___ Rows
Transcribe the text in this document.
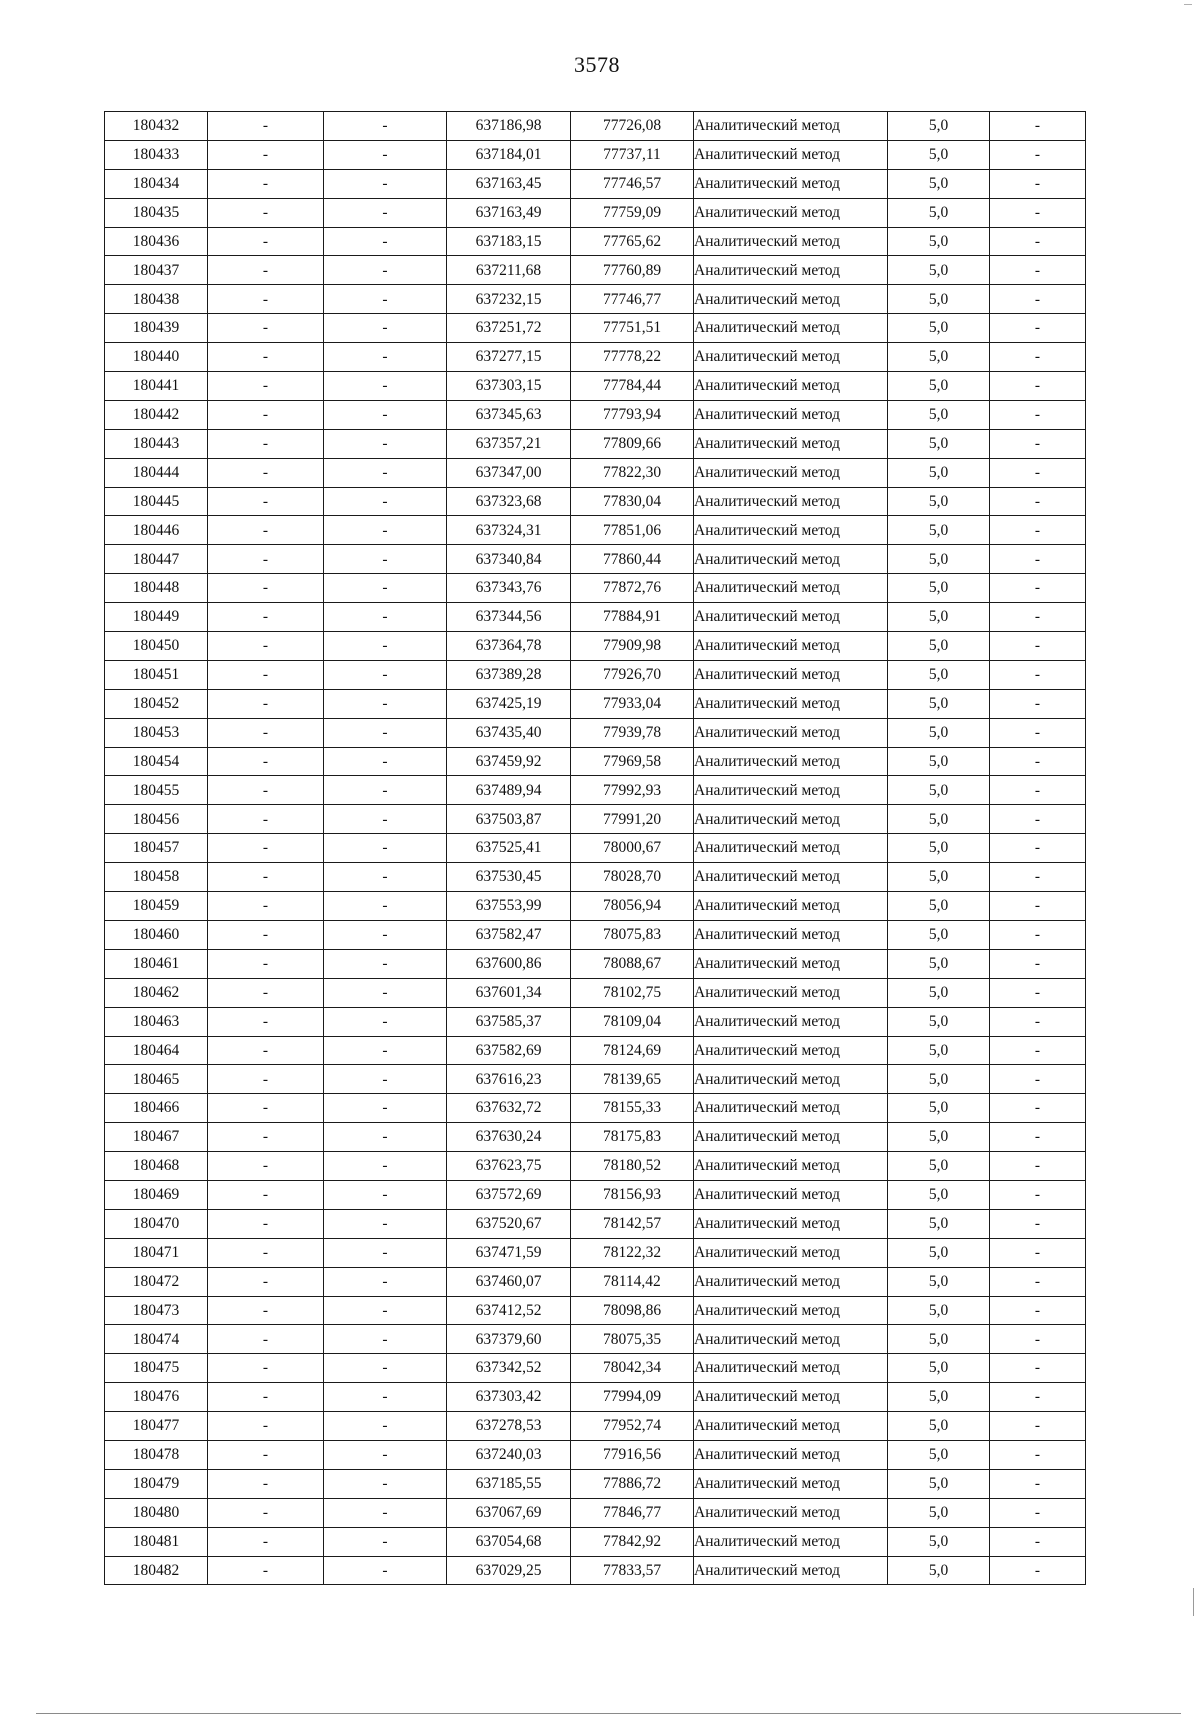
3578
180432	-	-	637186,98	77726,08	Аналитический метод	5,0	-
180433	-	-	637184,01	77737,11	Аналитический метод	5,0	-
180434	-	-	637163,45	77746,57	Аналитический метод	5,0	-
180435	-	-	637163,49	77759,09	Аналитический метод	5,0	-
180436	-	-	637183,15	77765,62	Аналитический метод	5,0	-
180437	-	-	637211,68	77760,89	Аналитический метод	5,0	-
180438	-	-	637232,15	77746,77	Аналитический метод	5,0	-
180439	-	-	637251,72	77751,51	Аналитический метод	5,0	-
180440	-	-	637277,15	77778,22	Аналитический метод	5,0	-
180441	-	-	637303,15	77784,44	Аналитический метод	5,0	-
180442	-	-	637345,63	77793,94	Аналитический метод	5,0	-
180443	-	-	637357,21	77809,66	Аналитический метод	5,0	-
180444	-	-	637347,00	77822,30	Аналитический метод	5,0	-
180445	-	-	637323,68	77830,04	Аналитический метод	5,0	-
180446	-	-	637324,31	77851,06	Аналитический метод	5,0	-
180447	-	-	637340,84	77860,44	Аналитический метод	5,0	-
180448	-	-	637343,76	77872,76	Аналитический метод	5,0	-
180449	-	-	637344,56	77884,91	Аналитический метод	5,0	-
180450	-	-	637364,78	77909,98	Аналитический метод	5,0	-
180451	-	-	637389,28	77926,70	Аналитический метод	5,0	-
180452	-	-	637425,19	77933,04	Аналитический метод	5,0	-
180453	-	-	637435,40	77939,78	Аналитический метод	5,0	-
180454	-	-	637459,92	77969,58	Аналитический метод	5,0	-
180455	-	-	637489,94	77992,93	Аналитический метод	5,0	-
180456	-	-	637503,87	77991,20	Аналитический метод	5,0	-
180457	-	-	637525,41	78000,67	Аналитический метод	5,0	-
180458	-	-	637530,45	78028,70	Аналитический метод	5,0	-
180459	-	-	637553,99	78056,94	Аналитический метод	5,0	-
180460	-	-	637582,47	78075,83	Аналитический метод	5,0	-
180461	-	-	637600,86	78088,67	Аналитический метод	5,0	-
180462	-	-	637601,34	78102,75	Аналитический метод	5,0	-
180463	-	-	637585,37	78109,04	Аналитический метод	5,0	-
180464	-	-	637582,69	78124,69	Аналитический метод	5,0	-
180465	-	-	637616,23	78139,65	Аналитический метод	5,0	-
180466	-	-	637632,72	78155,33	Аналитический метод	5,0	-
180467	-	-	637630,24	78175,83	Аналитический метод	5,0	-
180468	-	-	637623,75	78180,52	Аналитический метод	5,0	-
180469	-	-	637572,69	78156,93	Аналитический метод	5,0	-
180470	-	-	637520,67	78142,57	Аналитический метод	5,0	-
180471	-	-	637471,59	78122,32	Аналитический метод	5,0	-
180472	-	-	637460,07	78114,42	Аналитический метод	5,0	-
180473	-	-	637412,52	78098,86	Аналитический метод	5,0	-
180474	-	-	637379,60	78075,35	Аналитический метод	5,0	-
180475	-	-	637342,52	78042,34	Аналитический метод	5,0	-
180476	-	-	637303,42	77994,09	Аналитический метод	5,0	-
180477	-	-	637278,53	77952,74	Аналитический метод	5,0	-
180478	-	-	637240,03	77916,56	Аналитический метод	5,0	-
180479	-	-	637185,55	77886,72	Аналитический метод	5,0	-
180480	-	-	637067,69	77846,77	Аналитический метод	5,0	-
180481	-	-	637054,68	77842,92	Аналитический метод	5,0	-
180482	-	-	637029,25	77833,57	Аналитический метод	5,0	-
______
Directions for this task: Reproduce the records above exactly, leaving out every picture they contain.

Result below:
Transcribe the text in this document.
3578
180432	-	-	637186,98	77726,08	Аналитический метод	5,0	-
180433	-	-	637184,01	77737,11	Аналитический метод	5,0	-
180434	-	-	637163,45	77746,57	Аналитический метод	5,0	-
180435	-	-	637163,49	77759,09	Аналитический метод	5,0	-
180436	-	-	637183,15	77765,62	Аналитический метод	5,0	-
180437	-	-	637211,68	77760,89	Аналитический метод	5,0	-
180438	-	-	637232,15	77746,77	Аналитический метод	5,0	-
180439	-	-	637251,72	77751,51	Аналитический метод	5,0	-
180440	-	-	637277,15	77778,22	Аналитический метод	5,0	-
180441	-	-	637303,15	77784,44	Аналитический метод	5,0	-
180442	-	-	637345,63	77793,94	Аналитический метод	5,0	-
180443	-	-	637357,21	77809,66	Аналитический метод	5,0	-
180444	-	-	637347,00	77822,30	Аналитический метод	5,0	-
180445	-	-	637323,68	77830,04	Аналитический метод	5,0	-
180446	-	-	637324,31	77851,06	Аналитический метод	5,0	-
180447	-	-	637340,84	77860,44	Аналитический метод	5,0	-
180448	-	-	637343,76	77872,76	Аналитический метод	5,0	-
180449	-	-	637344,56	77884,91	Аналитический метод	5,0	-
180450	-	-	637364,78	77909,98	Аналитический метод	5,0	-
180451	-	-	637389,28	77926,70	Аналитический метод	5,0	-
180452	-	-	637425,19	77933,04	Аналитический метод	5,0	-
180453	-	-	637435,40	77939,78	Аналитический метод	5,0	-
180454	-	-	637459,92	77969,58	Аналитический метод	5,0	-
180455	-	-	637489,94	77992,93	Аналитический метод	5,0	-
180456	-	-	637503,87	77991,20	Аналитический метод	5,0	-
180457	-	-	637525,41	78000,67	Аналитический метод	5,0	-
180458	-	-	637530,45	78028,70	Аналитический метод	5,0	-
180459	-	-	637553,99	78056,94	Аналитический метод	5,0	-
180460	-	-	637582,47	78075,83	Аналитический метод	5,0	-
180461	-	-	637600,86	78088,67	Аналитический метод	5,0	-
180462	-	-	637601,34	78102,75	Аналитический метод	5,0	-
180463	-	-	637585,37	78109,04	Аналитический метод	5,0	-
180464	-	-	637582,69	78124,69	Аналитический метод	5,0	-
180465	-	-	637616,23	78139,65	Аналитический метод	5,0	-
180466	-	-	637632,72	78155,33	Аналитический метод	5,0	-
180467	-	-	637630,24	78175,83	Аналитический метод	5,0	-
180468	-	-	637623,75	78180,52	Аналитический метод	5,0	-
180469	-	-	637572,69	78156,93	Аналитический метод	5,0	-
180470	-	-	637520,67	78142,57	Аналитический метод	5,0	-
180471	-	-	637471,59	78122,32	Аналитический метод	5,0	-
180472	-	-	637460,07	78114,42	Аналитический метод	5,0	-
180473	-	-	637412,52	78098,86	Аналитический метод	5,0	-
180474	-	-	637379,60	78075,35	Аналитический метод	5,0	-
180475	-	-	637342,52	78042,34	Аналитический метод	5,0	-
180476	-	-	637303,42	77994,09	Аналитический метод	5,0	-
180477	-	-	637278,53	77952,74	Аналитический метод	5,0	-
180478	-	-	637240,03	77916,56	Аналитический метод	5,0	-
180479	-	-	637185,55	77886,72	Аналитический метод	5,0	-
180480	-	-	637067,69	77846,77	Аналитический метод	5,0	-
180481	-	-	637054,68	77842,92	Аналитический метод	5,0	-
180482	-	-	637029,25	77833,57	Аналитический метод	5,0	-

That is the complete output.